Collected data entries
=-=-=
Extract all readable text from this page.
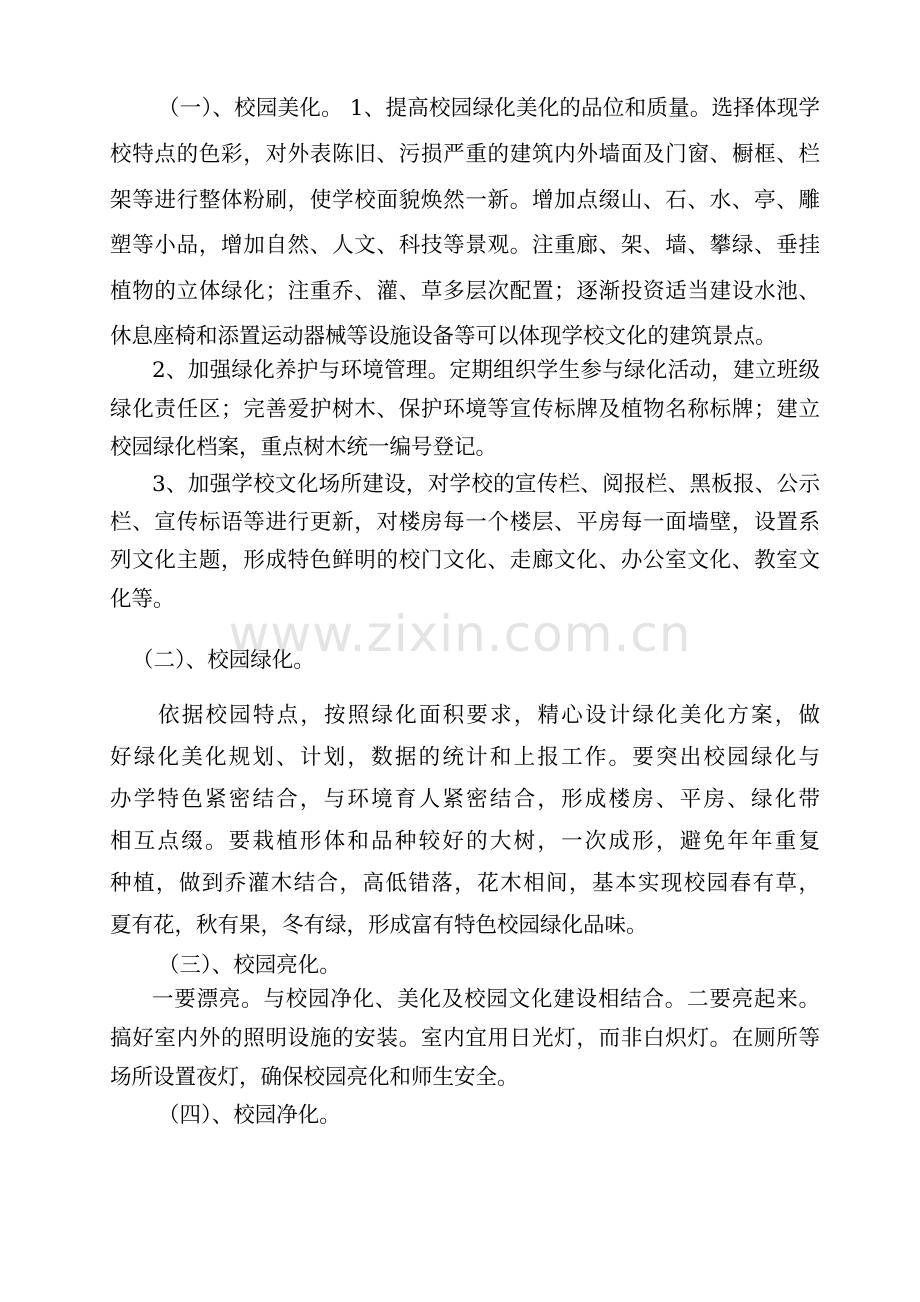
（一）、校园美化。 1、提高校园绿化美化的品位和质量。选择体现学
校特点的色彩，对外表陈旧、污损严重的建筑内外墙面及门窗、橱框、栏
架等进行整体粉刷，使学校面貌焕然一新。增加点缀山、石、水、亭、雕
塑等小品，增加自然、人文、科技等景观。注重廊、架、墙、攀绿、垂挂
植物的立体绿化；注重乔、灌、草多层次配置；逐渐投资适当建设水池、
休息座椅和添置运动器械等设施设备等可以体现学校文化的建筑景点。
2、加强绿化养护与环境管理。定期组织学生参与绿化活动，建立班级
绿化责任区；完善爱护树木、保护环境等宣传标牌及植物名称标牌；建立
校园绿化档案，重点树木统一编号登记。
3、加强学校文化场所建设，对学校的宣传栏、阅报栏、黑板报、公示
栏、宣传标语等进行更新，对楼房每一个楼层、平房每一面墙壁，设置系
列文化主题，形成特色鲜明的校门文化、走廊文化、办公室文化、教室文
化等。
（二）、校园绿化。
依据校园特点，按照绿化面积要求，精心设计绿化美化方案，做
好绿化美化规划、计划，数据的统计和上报工作。要突出校园绿化与
办学特色紧密结合，与环境育人紧密结合，形成楼房、平房、绿化带
相互点缀。要栽植形体和品种较好的大树，一次成形，避免年年重复
种植，做到乔灌木结合，高低错落，花木相间，基本实现校园春有草，
夏有花，秋有果，冬有绿，形成富有特色校园绿化品味。
（三）、校园亮化。
一要漂亮。与校园净化、美化及校园文化建设相结合。二要亮起来。
搞好室内外的照明设施的安装。室内宜用日光灯，而非白炽灯。在厕所等
场所设置夜灯，确保校园亮化和师生安全。
（四）、校园净化。
www.zixin.com.cn
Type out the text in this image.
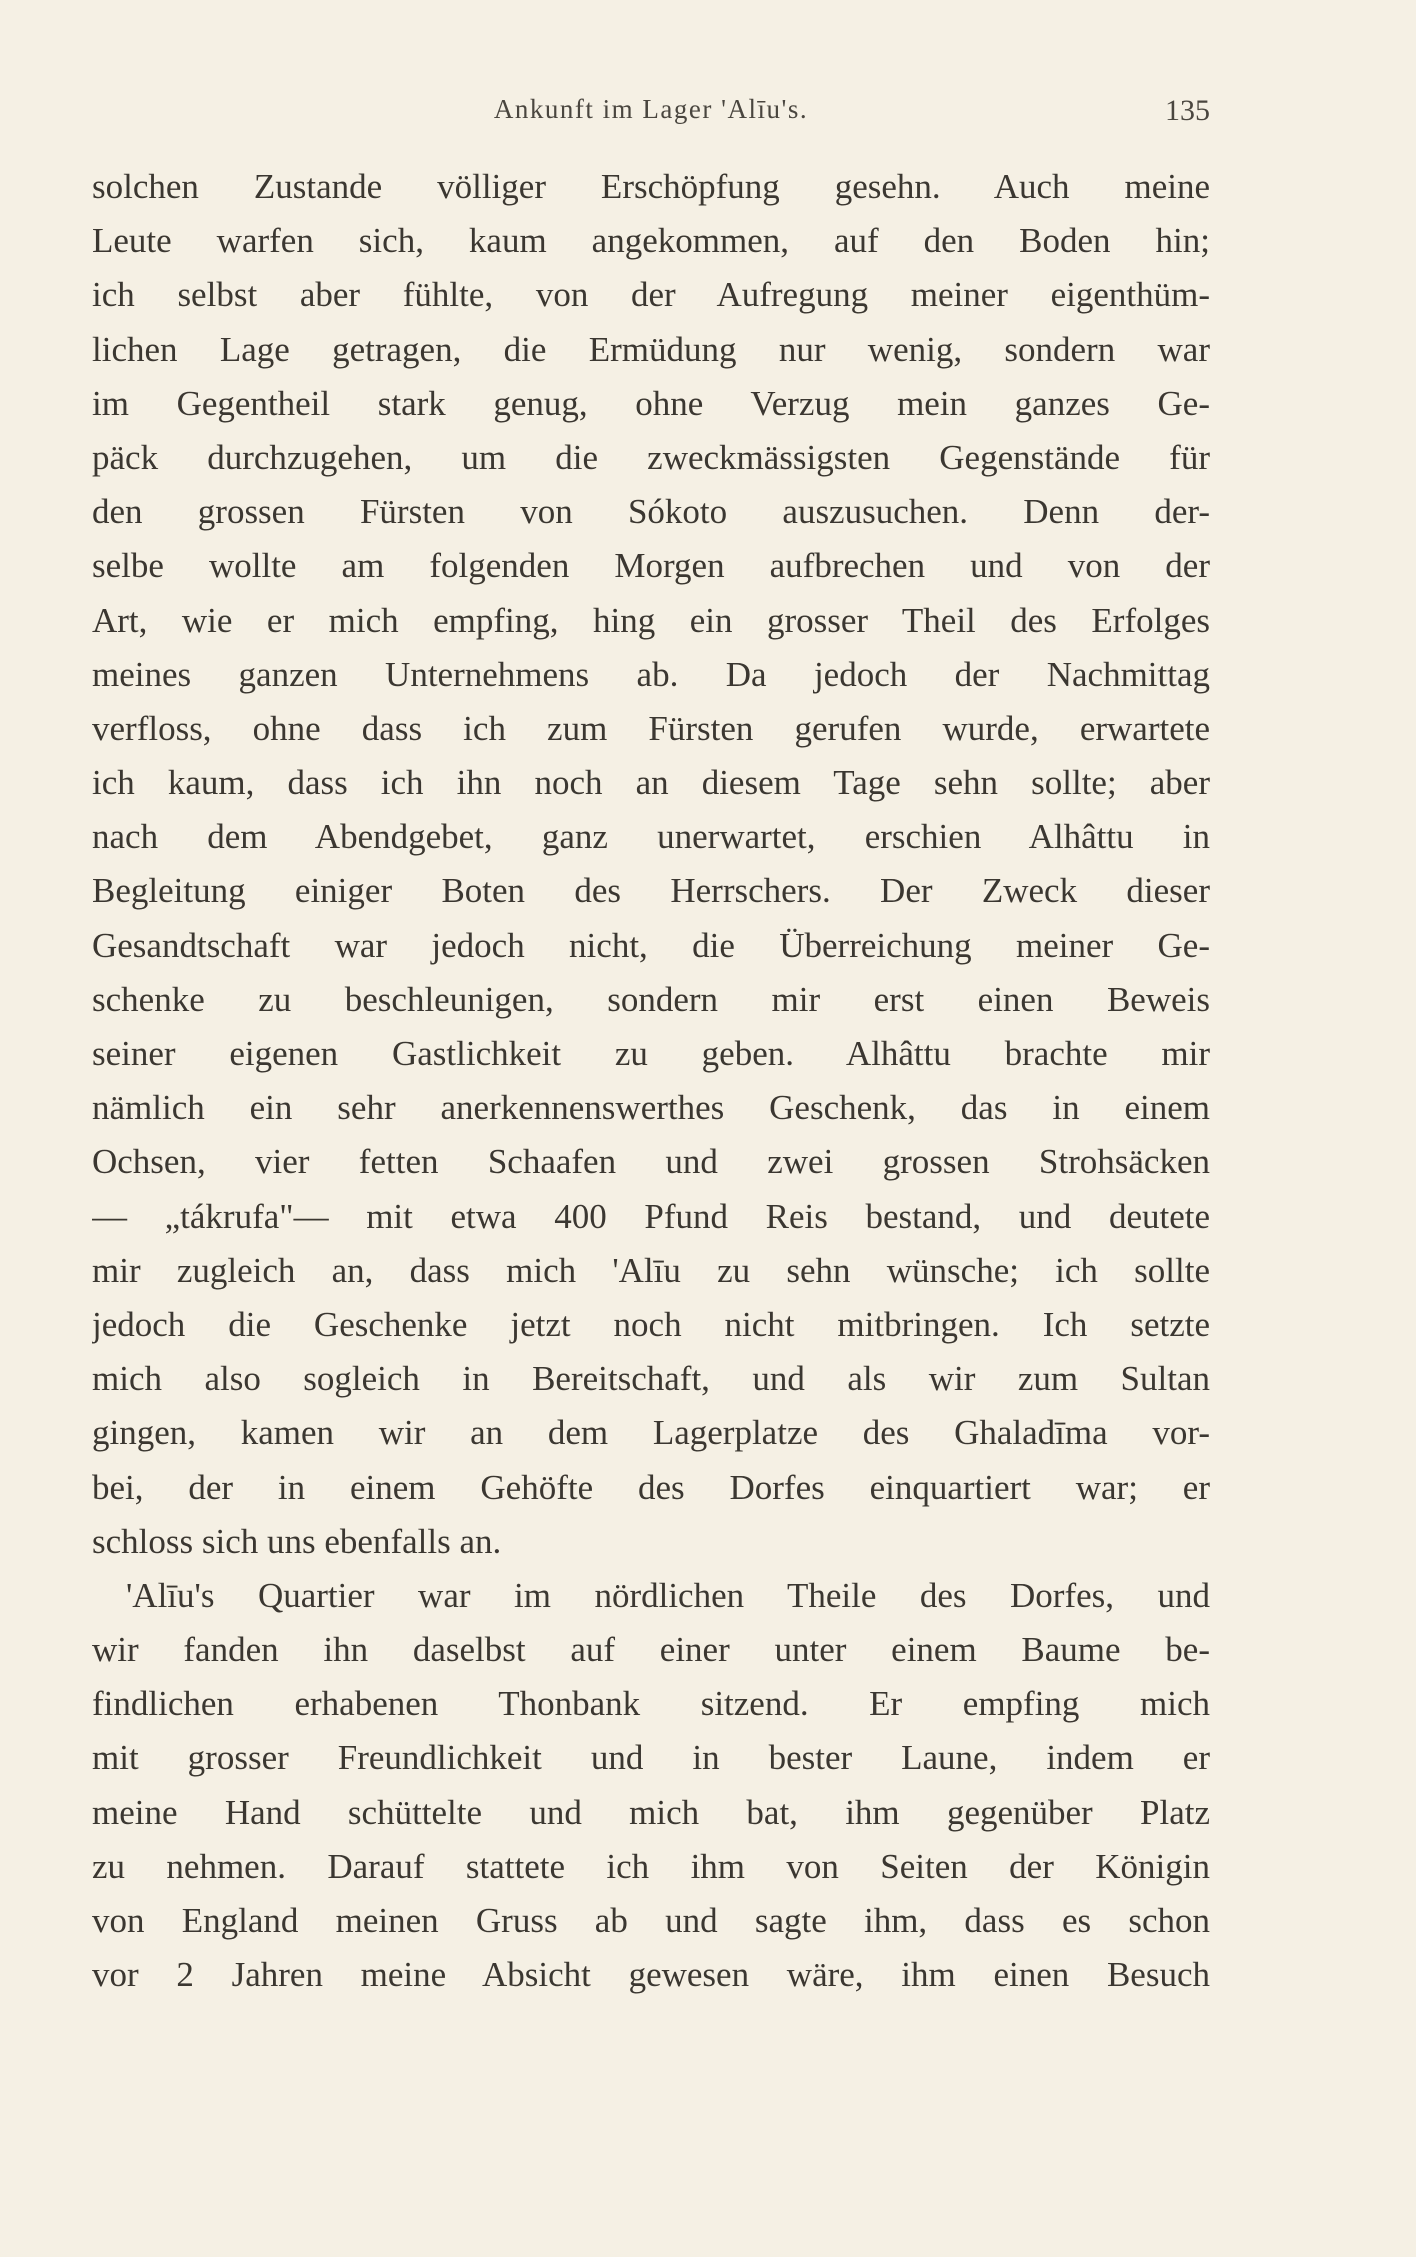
Ankunft im Lager 'Alīu's.	135
solchen Zustande völliger Erschöpfung gesehn. Auch meine
Leute warfen sich, kaum angekommen, auf den Boden hin;
ich selbst aber fühlte, von der Aufregung meiner eigenthüm-
lichen Lage getragen, die Ermüdung nur wenig, sondern war
im Gegentheil stark genug, ohne Verzug mein ganzes Ge-
päck durchzugehen, um die zweckmässigsten Gegenstände für
den grossen Fürsten von Sókoto auszusuchen. Denn der-
selbe wollte am folgenden Morgen aufbrechen und von der
Art, wie er mich empfing, hing ein grosser Theil des Erfolges
meines ganzen Unternehmens ab. Da jedoch der Nachmittag
verfloss, ohne dass ich zum Fürsten gerufen wurde, erwartete
ich kaum, dass ich ihn noch an diesem Tage sehn sollte; aber
nach dem Abendgebet, ganz unerwartet, erschien Alhâttu in
Begleitung einiger Boten des Herrschers. Der Zweck dieser
Gesandtschaft war jedoch nicht, die Überreichung meiner Ge-
schenke zu beschleunigen, sondern mir erst einen Beweis
seiner eigenen Gastlichkeit zu geben. Alhâttu brachte mir
nämlich ein sehr anerkennenswerthes Geschenk, das in einem
Ochsen, vier fetten Schaafen und zwei grossen Strohsäcken
— „tákrufa"— mit etwa 400 Pfund Reis bestand, und deutete
mir zugleich an, dass mich 'Alīu zu sehn wünsche; ich sollte
jedoch die Geschenke jetzt noch nicht mitbringen. Ich setzte
mich also sogleich in Bereitschaft, und als wir zum Sultan
gingen, kamen wir an dem Lagerplatze des Ghaladīma vor-
bei, der in einem Gehöfte des Dorfes einquartiert war; er
schloss sich uns ebenfalls an.
'Alīu's Quartier war im nördlichen Theile des Dorfes, und
wir fanden ihn daselbst auf einer unter einem Baume be-
findlichen erhabenen Thonbank sitzend. Er empfing mich
mit grosser Freundlichkeit und in bester Laune, indem er
meine Hand schüttelte und mich bat, ihm gegenüber Platz
zu nehmen. Darauf stattete ich ihm von Seiten der Königin
von England meinen Gruss ab und sagte ihm, dass es schon
vor 2 Jahren meine Absicht gewesen wäre, ihm einen Besuch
=-=-=
=== Instructions to follow ===
All of the data needs repeating exactly, but the pictures do not.

=== Full solution ===
Extract all readable text from this page.
（一）、校园美化。 1、提高校园绿化美化的品位和质量。选择体现学
校特点的色彩，对外表陈旧、污损严重的建筑内外墙面及门窗、橱框、栏
架等进行整体粉刷，使学校面貌焕然一新。增加点缀山、石、水、亭、雕
塑等小品，增加自然、人文、科技等景观。注重廊、架、墙、攀绿、垂挂
植物的立体绿化；注重乔、灌、草多层次配置；逐渐投资适当建设水池、
休息座椅和添置运动器械等设施设备等可以体现学校文化的建筑景点。
2、加强绿化养护与环境管理。定期组织学生参与绿化活动，建立班级
绿化责任区；完善爱护树木、保护环境等宣传标牌及植物名称标牌；建立
校园绿化档案，重点树木统一编号登记。
3、加强学校文化场所建设，对学校的宣传栏、阅报栏、黑板报、公示
栏、宣传标语等进行更新，对楼房每一个楼层、平房每一面墙壁，设置系
列文化主题，形成特色鲜明的校门文化、走廊文化、办公室文化、教室文
化等。
（二）、校园绿化。
依据校园特点，按照绿化面积要求，精心设计绿化美化方案，做
好绿化美化规划、计划，数据的统计和上报工作。要突出校园绿化与
办学特色紧密结合，与环境育人紧密结合，形成楼房、平房、绿化带
相互点缀。要栽植形体和品种较好的大树，一次成形，避免年年重复
种植，做到乔灌木结合，高低错落，花木相间，基本实现校园春有草，
夏有花，秋有果，冬有绿，形成富有特色校园绿化品味。
（三）、校园亮化。
一要漂亮。与校园净化、美化及校园文化建设相结合。二要亮起来。
搞好室内外的照明设施的安装。室内宜用日光灯，而非白炽灯。在厕所等
场所设置夜灯，确保校园亮化和师生安全。
（四）、校园净化。
www.zixin.com.cn
Type out the text in this image.
Ankunft im Lager 'Alīu's.	135
solchen Zustande völliger Erschöpfung gesehn. Auch meine
Leute warfen sich, kaum angekommen, auf den Boden hin;
ich selbst aber fühlte, von der Aufregung meiner eigenthüm-
lichen Lage getragen, die Ermüdung nur wenig, sondern war
im Gegentheil stark genug, ohne Verzug mein ganzes Ge-
päck durchzugehen, um die zweckmässigsten Gegenstände für
den grossen Fürsten von Sókoto auszusuchen. Denn der-
selbe wollte am folgenden Morgen aufbrechen und von der
Art, wie er mich empfing, hing ein grosser Theil des Erfolges
meines ganzen Unternehmens ab. Da jedoch der Nachmittag
verfloss, ohne dass ich zum Fürsten gerufen wurde, erwartete
ich kaum, dass ich ihn noch an diesem Tage sehn sollte; aber
nach dem Abendgebet, ganz unerwartet, erschien Alhâttu in
Begleitung einiger Boten des Herrschers. Der Zweck dieser
Gesandtschaft war jedoch nicht, die Überreichung meiner Ge-
schenke zu beschleunigen, sondern mir erst einen Beweis
seiner eigenen Gastlichkeit zu geben. Alhâttu brachte mir
nämlich ein sehr anerkennenswerthes Geschenk, das in einem
Ochsen, vier fetten Schaafen und zwei grossen Strohsäcken
— „tákrufa"— mit etwa 400 Pfund Reis bestand, und deutete
mir zugleich an, dass mich 'Alīu zu sehn wünsche; ich sollte
jedoch die Geschenke jetzt noch nicht mitbringen. Ich setzte
mich also sogleich in Bereitschaft, und als wir zum Sultan
gingen, kamen wir an dem Lagerplatze des Ghaladīma vor-
bei, der in einem Gehöfte des Dorfes einquartiert war; er
schloss sich uns ebenfalls an.
'Alīu's Quartier war im nördlichen Theile des Dorfes, und
wir fanden ihn daselbst auf einer unter einem Baume be-
findlichen erhabenen Thonbank sitzend. Er empfing mich
mit grosser Freundlichkeit und in bester Laune, indem er
meine Hand schüttelte und mich bat, ihm gegenüber Platz
zu nehmen. Darauf stattete ich ihm von Seiten der Königin
von England meinen Gruss ab und sagte ihm, dass es schon
vor 2 Jahren meine Absicht gewesen wäre, ihm einen Besuch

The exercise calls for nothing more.